▼
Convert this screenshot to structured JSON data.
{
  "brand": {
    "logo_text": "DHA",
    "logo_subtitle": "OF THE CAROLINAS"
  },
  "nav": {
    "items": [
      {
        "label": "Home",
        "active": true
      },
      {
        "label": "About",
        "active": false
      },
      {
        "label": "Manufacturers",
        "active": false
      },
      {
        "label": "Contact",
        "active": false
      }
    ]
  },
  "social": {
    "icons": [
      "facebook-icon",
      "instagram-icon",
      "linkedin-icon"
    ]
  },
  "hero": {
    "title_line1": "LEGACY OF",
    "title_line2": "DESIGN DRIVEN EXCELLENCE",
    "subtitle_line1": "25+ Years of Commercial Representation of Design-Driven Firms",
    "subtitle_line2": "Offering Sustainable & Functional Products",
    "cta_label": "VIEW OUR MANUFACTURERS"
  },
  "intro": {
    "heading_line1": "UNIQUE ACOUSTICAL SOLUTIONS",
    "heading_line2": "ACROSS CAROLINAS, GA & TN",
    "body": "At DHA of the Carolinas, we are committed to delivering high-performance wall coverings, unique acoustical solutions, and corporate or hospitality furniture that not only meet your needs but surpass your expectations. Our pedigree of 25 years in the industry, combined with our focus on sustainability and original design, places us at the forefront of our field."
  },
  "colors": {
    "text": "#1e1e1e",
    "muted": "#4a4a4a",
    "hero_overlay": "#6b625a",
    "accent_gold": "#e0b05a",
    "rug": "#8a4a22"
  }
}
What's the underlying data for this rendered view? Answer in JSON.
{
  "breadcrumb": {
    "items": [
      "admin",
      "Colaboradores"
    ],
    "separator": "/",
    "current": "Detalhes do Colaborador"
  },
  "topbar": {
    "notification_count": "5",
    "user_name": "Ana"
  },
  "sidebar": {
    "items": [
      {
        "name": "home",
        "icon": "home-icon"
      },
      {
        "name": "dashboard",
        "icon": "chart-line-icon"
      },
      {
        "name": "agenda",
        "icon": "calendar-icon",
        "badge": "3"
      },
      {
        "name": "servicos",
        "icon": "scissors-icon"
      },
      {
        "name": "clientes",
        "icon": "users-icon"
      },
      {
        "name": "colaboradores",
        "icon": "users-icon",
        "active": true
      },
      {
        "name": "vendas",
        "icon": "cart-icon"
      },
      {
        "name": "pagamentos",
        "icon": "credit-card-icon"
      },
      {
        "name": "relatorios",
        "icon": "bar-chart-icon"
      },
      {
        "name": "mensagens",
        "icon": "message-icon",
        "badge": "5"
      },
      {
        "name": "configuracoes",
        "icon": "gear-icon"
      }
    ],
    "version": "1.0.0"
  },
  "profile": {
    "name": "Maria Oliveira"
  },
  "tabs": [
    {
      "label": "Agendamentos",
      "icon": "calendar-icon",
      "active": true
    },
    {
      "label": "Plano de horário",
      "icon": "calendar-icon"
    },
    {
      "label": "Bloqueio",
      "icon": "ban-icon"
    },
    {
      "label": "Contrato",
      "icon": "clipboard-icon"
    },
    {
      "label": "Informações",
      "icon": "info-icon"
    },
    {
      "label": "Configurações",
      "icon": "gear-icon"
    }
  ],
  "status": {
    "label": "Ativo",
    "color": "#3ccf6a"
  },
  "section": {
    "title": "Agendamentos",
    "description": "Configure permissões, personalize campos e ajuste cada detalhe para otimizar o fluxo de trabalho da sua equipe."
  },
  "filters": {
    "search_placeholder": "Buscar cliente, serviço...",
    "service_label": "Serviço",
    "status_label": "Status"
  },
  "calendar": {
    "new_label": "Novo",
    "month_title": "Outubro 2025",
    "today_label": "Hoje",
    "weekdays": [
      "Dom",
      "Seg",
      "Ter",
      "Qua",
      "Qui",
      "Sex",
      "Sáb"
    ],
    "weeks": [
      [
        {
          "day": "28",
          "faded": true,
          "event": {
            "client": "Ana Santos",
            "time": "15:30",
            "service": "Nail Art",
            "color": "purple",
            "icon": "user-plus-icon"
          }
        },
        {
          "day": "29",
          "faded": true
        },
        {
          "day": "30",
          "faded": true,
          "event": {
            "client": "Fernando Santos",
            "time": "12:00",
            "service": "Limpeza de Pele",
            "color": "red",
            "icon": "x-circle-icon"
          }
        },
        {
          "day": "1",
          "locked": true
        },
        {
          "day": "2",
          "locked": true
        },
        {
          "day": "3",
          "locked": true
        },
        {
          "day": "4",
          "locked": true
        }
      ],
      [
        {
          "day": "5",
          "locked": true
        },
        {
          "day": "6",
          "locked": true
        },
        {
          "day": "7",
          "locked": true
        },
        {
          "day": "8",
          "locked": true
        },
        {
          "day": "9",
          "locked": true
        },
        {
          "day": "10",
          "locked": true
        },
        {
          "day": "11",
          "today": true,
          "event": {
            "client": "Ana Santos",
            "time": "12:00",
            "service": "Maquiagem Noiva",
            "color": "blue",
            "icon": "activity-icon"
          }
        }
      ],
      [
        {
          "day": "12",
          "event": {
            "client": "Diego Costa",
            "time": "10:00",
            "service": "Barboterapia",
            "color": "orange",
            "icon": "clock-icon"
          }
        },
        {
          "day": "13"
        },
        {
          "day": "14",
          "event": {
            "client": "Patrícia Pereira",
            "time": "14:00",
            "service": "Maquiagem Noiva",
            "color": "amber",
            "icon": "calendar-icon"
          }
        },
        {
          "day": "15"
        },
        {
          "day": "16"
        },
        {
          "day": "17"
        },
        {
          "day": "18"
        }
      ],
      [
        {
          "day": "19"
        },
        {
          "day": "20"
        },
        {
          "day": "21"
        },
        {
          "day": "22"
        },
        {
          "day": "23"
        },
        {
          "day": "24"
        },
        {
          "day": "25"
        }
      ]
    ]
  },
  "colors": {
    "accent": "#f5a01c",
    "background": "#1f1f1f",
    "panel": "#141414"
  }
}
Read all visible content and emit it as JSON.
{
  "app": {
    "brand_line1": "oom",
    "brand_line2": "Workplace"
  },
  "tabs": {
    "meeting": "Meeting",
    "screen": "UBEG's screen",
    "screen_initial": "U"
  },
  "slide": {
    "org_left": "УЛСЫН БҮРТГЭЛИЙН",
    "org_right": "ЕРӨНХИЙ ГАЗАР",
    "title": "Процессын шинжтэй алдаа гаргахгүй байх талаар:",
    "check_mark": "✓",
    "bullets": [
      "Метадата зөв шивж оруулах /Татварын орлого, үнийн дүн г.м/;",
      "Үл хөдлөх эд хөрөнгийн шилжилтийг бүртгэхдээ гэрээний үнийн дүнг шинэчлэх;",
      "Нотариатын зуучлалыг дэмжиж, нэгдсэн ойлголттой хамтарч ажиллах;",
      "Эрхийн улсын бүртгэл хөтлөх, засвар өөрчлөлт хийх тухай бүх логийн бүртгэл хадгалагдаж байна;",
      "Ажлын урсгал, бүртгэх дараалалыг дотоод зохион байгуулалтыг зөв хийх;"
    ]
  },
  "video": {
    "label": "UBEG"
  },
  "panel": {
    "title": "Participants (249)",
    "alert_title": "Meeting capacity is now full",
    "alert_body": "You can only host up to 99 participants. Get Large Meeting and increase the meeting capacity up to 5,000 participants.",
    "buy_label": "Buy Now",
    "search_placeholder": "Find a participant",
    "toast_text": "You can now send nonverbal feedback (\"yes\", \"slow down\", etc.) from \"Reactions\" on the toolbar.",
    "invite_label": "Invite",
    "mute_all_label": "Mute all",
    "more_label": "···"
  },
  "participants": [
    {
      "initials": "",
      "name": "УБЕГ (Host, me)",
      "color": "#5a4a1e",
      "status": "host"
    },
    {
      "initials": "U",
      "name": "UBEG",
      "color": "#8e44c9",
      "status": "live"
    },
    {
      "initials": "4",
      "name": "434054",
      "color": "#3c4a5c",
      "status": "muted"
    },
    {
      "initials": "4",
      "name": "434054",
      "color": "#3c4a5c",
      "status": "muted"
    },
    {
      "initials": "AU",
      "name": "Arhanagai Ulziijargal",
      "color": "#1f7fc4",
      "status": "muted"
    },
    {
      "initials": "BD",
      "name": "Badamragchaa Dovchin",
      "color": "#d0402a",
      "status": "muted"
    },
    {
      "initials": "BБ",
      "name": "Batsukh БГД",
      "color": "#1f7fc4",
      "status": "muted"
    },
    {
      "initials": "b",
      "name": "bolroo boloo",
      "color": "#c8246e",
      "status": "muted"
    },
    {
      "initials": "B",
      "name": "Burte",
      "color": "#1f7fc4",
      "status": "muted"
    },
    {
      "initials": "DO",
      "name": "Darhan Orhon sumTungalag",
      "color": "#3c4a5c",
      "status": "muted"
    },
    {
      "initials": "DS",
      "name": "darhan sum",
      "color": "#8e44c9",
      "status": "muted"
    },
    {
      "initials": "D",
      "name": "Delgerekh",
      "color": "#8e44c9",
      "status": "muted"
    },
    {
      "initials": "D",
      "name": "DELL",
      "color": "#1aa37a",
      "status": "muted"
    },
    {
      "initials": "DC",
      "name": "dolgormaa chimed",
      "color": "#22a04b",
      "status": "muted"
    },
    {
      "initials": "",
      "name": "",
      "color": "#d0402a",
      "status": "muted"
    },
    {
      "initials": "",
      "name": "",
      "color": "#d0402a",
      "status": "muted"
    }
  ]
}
▲
### What the task asks:
Identify and copy the lines holding the word "chart".

### Result below:
        "icon": "chart-line-icon"
        "icon": "bar-chart-icon"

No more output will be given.